WHAT YOU WILL DO
Write the records below out in full, character for character, with no pictures.

Data entries
•••••
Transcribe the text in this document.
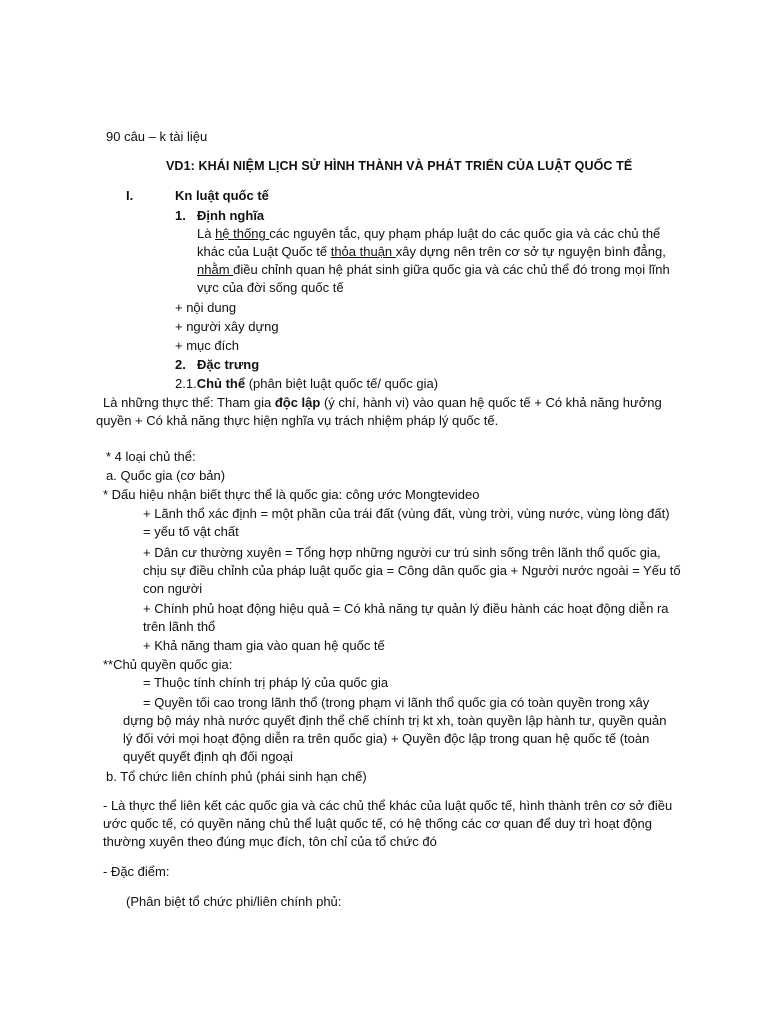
90 câu – k tài liệu
VD1: KHÁI NIỆM LỊCH SỬ HÌNH THÀNH VÀ PHÁT TRIỂN CỦA LUẬT QUỐC TẾ
I.	Kn luật quốc tế
1. Định nghĩa
Là hệ thống các nguyên tắc, quy phạm pháp luật do các quốc gia và các chủ thể
khác của Luật Quốc tế thỏa thuận xây dựng nên trên cơ sở tự nguyện bình đẳng,
nhằm điều chỉnh quan hệ phát sinh giữa quốc gia và các chủ thể đó trong mọi lĩnh
vực của đời sống quốc tế
+ nội dung
+ người xây dựng
+ mục đích
2. Đặc trưng
2.1.Chủ thể (phân biệt luật quốc tế/ quốc gia)
Là những thực thể: Tham gia độc lập (ý chí, hành vi) vào quan hệ quốc tế + Có khả năng hưởng
quyền + Có khả năng thực hiện nghĩa vụ trách nhiệm pháp lý quốc tế.
* 4 loại chủ thể:
a. Quốc gia (cơ bản)
* Dấu hiệu nhận biết thực thể là quốc gia: công ước Mongtevideo
+ Lãnh thổ xác định = một phần của trái đất (vùng đất, vùng trời, vùng nước, vùng lòng đất)
= yếu tố vật chất
+ Dân cư thường xuyên = Tổng hợp những người cư trú sinh sống trên lãnh thổ quốc gia,
chịu sự điều chỉnh của pháp luật quốc gia = Công dân quốc gia + Người nước ngoài = Yếu tố
con người
+ Chính phủ hoạt động hiệu quả = Có khả năng tự quản lý điều hành các hoạt động diễn ra
trên lãnh thổ
+ Khả năng tham gia vào quan hệ quốc tế
**Chủ quyền quốc gia:
= Thuộc tính chính trị pháp lý của quốc gia
= Quyền tối cao trong lãnh thổ (trong phạm vi lãnh thổ quốc gia có toàn quyền trong xây
dựng bộ máy nhà nước quyết định thể chế chính trị kt xh, toàn quyền lập hành tư, quyền quản
lý đối với mọi hoạt động diễn ra trên quốc gia) + Quyền độc lập trong quan hệ quốc tế (toàn
quyết quyết định qh đối ngoại
b. Tổ chức liên chính phủ (phái sinh hạn chế)
- Là thực thể liên kết các quốc gia và các chủ thể khác của luật quốc tế, hình thành trên cơ sở điều
ước quốc tế, có quyền năng chủ thể luật quốc tế, có hệ thống các cơ quan để duy trì hoạt động
thường xuyên theo đúng mục đích, tôn chỉ của tổ chức đó
- Đặc điểm:
(Phân biệt tổ chức phi/liên chính phủ:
•••••
WRITTEN RESPONSE
Transcribe the text in this document.
90 câu – k tài liệu
VD1: KHÁI NIỆM LỊCH SỬ HÌNH THÀNH VÀ PHÁT TRIỂN CỦA LUẬT QUỐC TẾ
I.	Kn luật quốc tế
1. Định nghĩa
Là hệ thống các nguyên tắc, quy phạm pháp luật do các quốc gia và các chủ thể
khác của Luật Quốc tế thỏa thuận xây dựng nên trên cơ sở tự nguyện bình đẳng,
nhằm điều chỉnh quan hệ phát sinh giữa quốc gia và các chủ thể đó trong mọi lĩnh
vực của đời sống quốc tế
+ nội dung
+ người xây dựng
+ mục đích
2. Đặc trưng
2.1.Chủ thể (phân biệt luật quốc tế/ quốc gia)
Là những thực thể: Tham gia độc lập (ý chí, hành vi) vào quan hệ quốc tế + Có khả năng hưởng
quyền + Có khả năng thực hiện nghĩa vụ trách nhiệm pháp lý quốc tế.
* 4 loại chủ thể:
a. Quốc gia (cơ bản)
* Dấu hiệu nhận biết thực thể là quốc gia: công ước Mongtevideo
+ Lãnh thổ xác định = một phần của trái đất (vùng đất, vùng trời, vùng nước, vùng lòng đất)
= yếu tố vật chất
+ Dân cư thường xuyên = Tổng hợp những người cư trú sinh sống trên lãnh thổ quốc gia,
chịu sự điều chỉnh của pháp luật quốc gia = Công dân quốc gia + Người nước ngoài = Yếu tố
con người
+ Chính phủ hoạt động hiệu quả = Có khả năng tự quản lý điều hành các hoạt động diễn ra
trên lãnh thổ
+ Khả năng tham gia vào quan hệ quốc tế
**Chủ quyền quốc gia:
= Thuộc tính chính trị pháp lý của quốc gia
= Quyền tối cao trong lãnh thổ (trong phạm vi lãnh thổ quốc gia có toàn quyền trong xây
dựng bộ máy nhà nước quyết định thể chế chính trị kt xh, toàn quyền lập hành tư, quyền quản
lý đối với mọi hoạt động diễn ra trên quốc gia) + Quyền độc lập trong quan hệ quốc tế (toàn
quyết quyết định qh đối ngoại
b. Tổ chức liên chính phủ (phái sinh hạn chế)
- Là thực thể liên kết các quốc gia và các chủ thể khác của luật quốc tế, hình thành trên cơ sở điều
ước quốc tế, có quyền năng chủ thể luật quốc tế, có hệ thống các cơ quan để duy trì hoạt động
thường xuyên theo đúng mục đích, tôn chỉ của tổ chức đó
- Đặc điểm:
(Phân biệt tổ chức phi/liên chính phủ:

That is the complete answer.